Entries provided —
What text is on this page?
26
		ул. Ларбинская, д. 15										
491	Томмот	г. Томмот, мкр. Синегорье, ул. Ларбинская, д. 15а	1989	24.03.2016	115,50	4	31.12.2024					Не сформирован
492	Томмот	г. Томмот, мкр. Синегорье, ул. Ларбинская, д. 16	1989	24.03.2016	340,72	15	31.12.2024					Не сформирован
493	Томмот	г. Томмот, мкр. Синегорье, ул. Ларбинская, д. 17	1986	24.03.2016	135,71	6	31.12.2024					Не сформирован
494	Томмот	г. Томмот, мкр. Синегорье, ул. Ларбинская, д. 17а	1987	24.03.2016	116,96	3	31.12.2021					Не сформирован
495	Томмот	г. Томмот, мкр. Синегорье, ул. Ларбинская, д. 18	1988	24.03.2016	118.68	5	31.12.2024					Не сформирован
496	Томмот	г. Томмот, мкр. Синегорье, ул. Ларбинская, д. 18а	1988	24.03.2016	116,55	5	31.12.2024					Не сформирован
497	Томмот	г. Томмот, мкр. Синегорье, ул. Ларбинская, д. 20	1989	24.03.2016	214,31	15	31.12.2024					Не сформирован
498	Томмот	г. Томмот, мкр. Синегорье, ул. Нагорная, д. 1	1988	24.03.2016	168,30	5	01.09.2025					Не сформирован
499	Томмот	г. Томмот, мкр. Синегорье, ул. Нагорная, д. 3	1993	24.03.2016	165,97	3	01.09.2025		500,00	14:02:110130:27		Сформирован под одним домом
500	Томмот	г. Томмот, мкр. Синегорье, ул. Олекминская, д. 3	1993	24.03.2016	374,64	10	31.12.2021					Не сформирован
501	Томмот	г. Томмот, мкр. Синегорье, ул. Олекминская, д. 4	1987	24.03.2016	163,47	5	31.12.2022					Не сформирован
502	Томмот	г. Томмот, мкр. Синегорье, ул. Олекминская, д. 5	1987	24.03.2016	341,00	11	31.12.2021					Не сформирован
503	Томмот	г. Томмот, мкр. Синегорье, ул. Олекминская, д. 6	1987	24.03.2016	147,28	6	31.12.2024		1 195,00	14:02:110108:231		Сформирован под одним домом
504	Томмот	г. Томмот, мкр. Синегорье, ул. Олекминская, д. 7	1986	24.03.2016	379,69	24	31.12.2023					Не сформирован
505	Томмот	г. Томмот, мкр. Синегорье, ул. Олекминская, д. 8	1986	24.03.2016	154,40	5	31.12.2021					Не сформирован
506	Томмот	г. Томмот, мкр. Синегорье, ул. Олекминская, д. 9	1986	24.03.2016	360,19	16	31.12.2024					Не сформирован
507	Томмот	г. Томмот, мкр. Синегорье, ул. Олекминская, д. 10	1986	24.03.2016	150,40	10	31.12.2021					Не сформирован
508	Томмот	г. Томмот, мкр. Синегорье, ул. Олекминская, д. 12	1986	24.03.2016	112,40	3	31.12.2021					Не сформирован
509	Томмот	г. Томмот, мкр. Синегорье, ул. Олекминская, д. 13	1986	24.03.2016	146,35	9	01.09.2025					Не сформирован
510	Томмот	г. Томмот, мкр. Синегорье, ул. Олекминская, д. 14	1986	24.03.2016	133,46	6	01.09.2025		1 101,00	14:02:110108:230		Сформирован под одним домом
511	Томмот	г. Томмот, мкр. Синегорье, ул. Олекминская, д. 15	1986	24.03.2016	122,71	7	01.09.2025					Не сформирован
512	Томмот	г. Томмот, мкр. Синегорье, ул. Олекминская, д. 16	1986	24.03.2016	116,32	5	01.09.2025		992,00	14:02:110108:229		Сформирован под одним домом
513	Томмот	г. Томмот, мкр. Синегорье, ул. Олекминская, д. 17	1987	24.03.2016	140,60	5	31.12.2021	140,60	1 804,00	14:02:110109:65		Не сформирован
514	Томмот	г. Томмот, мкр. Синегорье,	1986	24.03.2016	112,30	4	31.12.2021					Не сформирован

What the task asks — All lines above with "одним" in them should be returned.

Result —
499	Томмот	г. Томмот, мкр. Синегорье, ул. Нагорная, д. 3	1993	24.03.2016	165,97	3	01.09.2025		500,00	14:02:110130:27		Сформирован под одним домом
503	Томмот	г. Томмот, мкр. Синегорье, ул. Олекминская, д. 6	1987	24.03.2016	147,28	6	31.12.2024		1 195,00	14:02:110108:231		Сформирован под одним домом
510	Томмот	г. Томмот, мкр. Синегорье, ул. Олекминская, д. 14	1986	24.03.2016	133,46	6	01.09.2025		1 101,00	14:02:110108:230		Сформирован под одним домом
512	Томмот	г. Томмот, мкр. Синегорье, ул. Олекминская, д. 16	1986	24.03.2016	116,32	5	01.09.2025		992,00	14:02:110108:229		Сформирован под одним домом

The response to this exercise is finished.